## What needs to be done:
Give every line below again, exactly.

Start Provided data

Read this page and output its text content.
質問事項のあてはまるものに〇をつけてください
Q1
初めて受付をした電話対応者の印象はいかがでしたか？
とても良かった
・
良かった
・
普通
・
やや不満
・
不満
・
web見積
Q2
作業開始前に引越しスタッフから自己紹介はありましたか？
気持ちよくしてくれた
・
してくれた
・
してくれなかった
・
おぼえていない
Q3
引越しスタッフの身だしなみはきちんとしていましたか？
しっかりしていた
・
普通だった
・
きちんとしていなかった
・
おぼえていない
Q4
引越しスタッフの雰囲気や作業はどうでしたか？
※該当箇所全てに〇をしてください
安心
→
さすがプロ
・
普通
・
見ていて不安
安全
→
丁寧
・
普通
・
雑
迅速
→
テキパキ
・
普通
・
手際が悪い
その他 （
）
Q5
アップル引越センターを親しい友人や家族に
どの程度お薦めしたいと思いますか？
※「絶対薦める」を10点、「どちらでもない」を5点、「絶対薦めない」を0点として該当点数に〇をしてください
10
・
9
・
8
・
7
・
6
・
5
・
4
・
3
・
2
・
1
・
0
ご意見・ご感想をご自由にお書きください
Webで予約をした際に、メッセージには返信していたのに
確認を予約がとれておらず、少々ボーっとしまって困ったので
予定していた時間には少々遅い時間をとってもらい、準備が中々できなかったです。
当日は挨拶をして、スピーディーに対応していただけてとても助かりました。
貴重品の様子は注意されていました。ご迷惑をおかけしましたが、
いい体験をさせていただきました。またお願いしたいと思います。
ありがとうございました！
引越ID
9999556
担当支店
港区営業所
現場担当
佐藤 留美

End Provided data

## Exercise result:
Read this page and output its text content.
質問事項のあてはまるものに〇をつけてください
Q1
初めて受付をした電話対応者の印象はいかがでしたか？
とても良かった
・
良かった
・
普通
・
やや不満
・
不満
・
web見積
Q2
作業開始前に引越しスタッフから自己紹介はありましたか？
気持ちよくしてくれた
・
してくれた
・
してくれなかった
・
おぼえていない
Q3
引越しスタッフの身だしなみはきちんとしていましたか？
しっかりしていた
・
普通だった
・
きちんとしていなかった
・
おぼえていない
Q4
引越しスタッフの雰囲気や作業はどうでしたか？
※該当箇所全てに〇をしてください
安心
→
さすがプロ
・
普通
・
見ていて不安
安全
→
丁寧
・
普通
・
雑
迅速
→
テキパキ
・
普通
・
手際が悪い
その他 （
）
Q5
アップル引越センターを親しい友人や家族に
どの程度お薦めしたいと思いますか？
※「絶対薦める」を10点、「どちらでもない」を5点、「絶対薦めない」を0点として該当点数に〇をしてください
10
・
9
・
8
・
7
・
6
・
5
・
4
・
3
・
2
・
1
・
0
ご意見・ご感想をご自由にお書きください
Webで予約をした際に、メッセージには返信していたのに
確認を予約がとれておらず、少々ボーっとしまって困ったので
予定していた時間には少々遅い時間をとってもらい、準備が中々できなかったです。
当日は挨拶をして、スピーディーに対応していただけてとても助かりました。
貴重品の様子は注意されていました。ご迷惑をおかけしましたが、
いい体験をさせていただきました。またお願いしたいと思います。
ありがとうございました！
引越ID
9999556
担当支店
港区営業所
現場担当
佐藤 留美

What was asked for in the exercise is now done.